* **Short task**:
Please transcribe the listing below in full and word for word, without its pictures.

_ _ _

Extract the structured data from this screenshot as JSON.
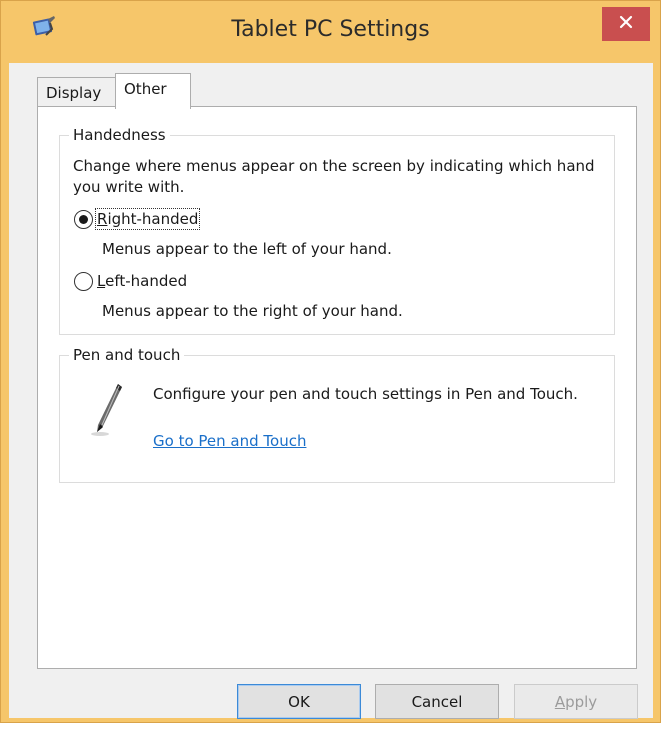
{
  "window": {
    "title": "Tablet PC Settings",
    "close_glyph": "✕",
    "accent_color": "#f6c66a",
    "close_color": "#c94f4f"
  },
  "tabs": [
    {
      "label": "Display",
      "selected": false
    },
    {
      "label": "Other",
      "selected": true
    }
  ],
  "handedness": {
    "legend": "Handedness",
    "description": "Change where menus appear on the screen by indicating which hand you write with.",
    "options": [
      {
        "label": "Right-handed",
        "mnemonic": "R",
        "sub": "Menus appear to the left of your hand.",
        "selected": true
      },
      {
        "label": "Left-handed",
        "mnemonic": "L",
        "sub": "Menus appear to the right of your hand.",
        "selected": false
      }
    ]
  },
  "pen_touch": {
    "legend": "Pen and touch",
    "icon": "pen-icon",
    "description": "Configure your pen and touch settings in Pen and Touch.",
    "link": "Go to Pen and Touch"
  },
  "buttons": {
    "ok": "OK",
    "cancel": "Cancel",
    "apply": "Apply",
    "apply_enabled": false
  }
}
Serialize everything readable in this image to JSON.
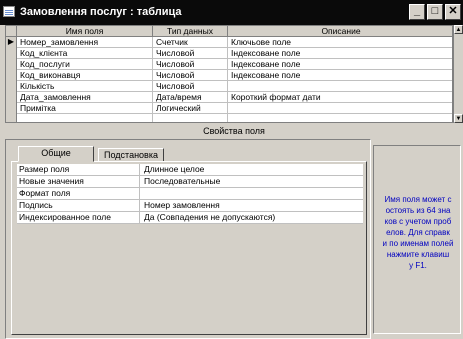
{
  "window": {
    "title": "Замовлення послуг : таблица"
  },
  "grid": {
    "columns": [
      "Имя поля",
      "Тип данных",
      "Описание"
    ],
    "rows": [
      {
        "key": true,
        "name": "Номер_замовлення",
        "type": "Счетчик",
        "desc": "Ключьове поле"
      },
      {
        "key": false,
        "name": "Код_клієнта",
        "type": "Числовой",
        "desc": "Індексоване поле"
      },
      {
        "key": false,
        "name": "Код_послуги",
        "type": "Числовой",
        "desc": "Індексоване поле"
      },
      {
        "key": false,
        "name": "Код_виконавця",
        "type": "Числовой",
        "desc": "Індексоване поле"
      },
      {
        "key": false,
        "name": "Кількість",
        "type": "Числовой",
        "desc": ""
      },
      {
        "key": false,
        "name": "Дата_замовлення",
        "type": "Дата/время",
        "desc": "Короткий формат дати"
      },
      {
        "key": false,
        "name": "Примітка",
        "type": "Логический",
        "desc": ""
      }
    ]
  },
  "properties": {
    "header": "Свойства поля",
    "tabs": [
      "Общие",
      "Подстановка"
    ],
    "items": [
      {
        "name": "Размер поля",
        "value": "Длинное целое"
      },
      {
        "name": "Новые значения",
        "value": "Последовательные"
      },
      {
        "name": "Формат поля",
        "value": ""
      },
      {
        "name": "Подпись",
        "value": "Номер замовлення"
      },
      {
        "name": "Индексированное поле",
        "value": "Да (Совпадения не допускаются)"
      }
    ]
  },
  "help": {
    "text": "Имя поля может с\nостоять из 64 зна\nков с учетом проб\nелов.  Для справк\nи по именам полей\nнажмите клавиш\nу F1."
  },
  "colors": {
    "help_text": "#0000c0",
    "title_bar": "#0a0a0a",
    "face": "#d4d0c8"
  }
}
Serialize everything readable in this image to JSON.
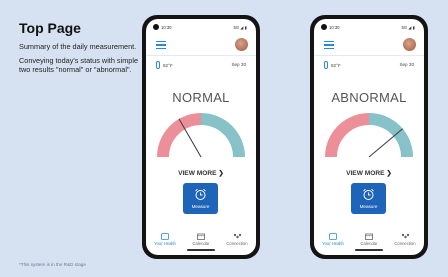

_ _ _

* **Right answer**:
Extract the structured data from this screenshot as JSON.
{
  "window": {
    "title": "Tablet PC Settings",
    "close_glyph": "✕",
    "accent_color": "#f6c66a",
    "close_color": "#c94f4f"
  },
  "tabs": [
    {
      "label": "Display",
      "selected": false
    },
    {
      "label": "Other",
      "selected": true
    }
  ],
  "handedness": {
    "legend": "Handedness",
    "description": "Change where menus appear on the screen by indicating which hand you write with.",
    "options": [
      {
        "label": "Right-handed",
        "mnemonic": "R",
        "sub": "Menus appear to the left of your hand.",
        "selected": true
      },
      {
        "label": "Left-handed",
        "mnemonic": "L",
        "sub": "Menus appear to the right of your hand.",
        "selected": false
      }
    ]
  },
  "pen_touch": {
    "legend": "Pen and touch",
    "icon": "pen-icon",
    "description": "Configure your pen and touch settings in Pen and Touch.",
    "link": "Go to Pen and Touch"
  },
  "buttons": {
    "ok": "OK",
    "cancel": "Cancel",
    "apply": "Apply",
    "apply_enabled": false
  }
}
Serialize everything readable in this image to JSON.
{
  "window": {
    "title": "Замовлення послуг : таблица"
  },
  "grid": {
    "columns": [
      "Имя поля",
      "Тип данных",
      "Описание"
    ],
    "rows": [
      {
        "key": true,
        "name": "Номер_замовлення",
        "type": "Счетчик",
        "desc": "Ключьове поле"
      },
      {
        "key": false,
        "name": "Код_клієнта",
        "type": "Числовой",
        "desc": "Індексоване поле"
      },
      {
        "key": false,
        "name": "Код_послуги",
        "type": "Числовой",
        "desc": "Індексоване поле"
      },
      {
        "key": false,
        "name": "Код_виконавця",
        "type": "Числовой",
        "desc": "Індексоване поле"
      },
      {
        "key": false,
        "name": "Кількість",
        "type": "Числовой",
        "desc": ""
      },
      {
        "key": false,
        "name": "Дата_замовлення",
        "type": "Дата/время",
        "desc": "Короткий формат дати"
      },
      {
        "key": false,
        "name": "Примітка",
        "type": "Логический",
        "desc": ""
      }
    ]
  },
  "properties": {
    "header": "Свойства поля",
    "tabs": [
      "Общие",
      "Подстановка"
    ],
    "items": [
      {
        "name": "Размер поля",
        "value": "Длинное целое"
      },
      {
        "name": "Новые значения",
        "value": "Последовательные"
      },
      {
        "name": "Формат поля",
        "value": ""
      },
      {
        "name": "Подпись",
        "value": "Номер замовлення"
      },
      {
        "name": "Индексированное поле",
        "value": "Да (Совпадения не допускаются)"
      }
    ]
  },
  "help": {
    "text": "Имя поля может с\nостоять из 64 зна\nков с учетом проб\nелов.  Для справк\nи по именам полей\nнажмите клавиш\nу F1."
  },
  "colors": {
    "help_text": "#0000c0",
    "title_bar": "#0a0a0a",
    "face": "#d4d0c8"
  }
}
Serialize everything readable in this image to JSON.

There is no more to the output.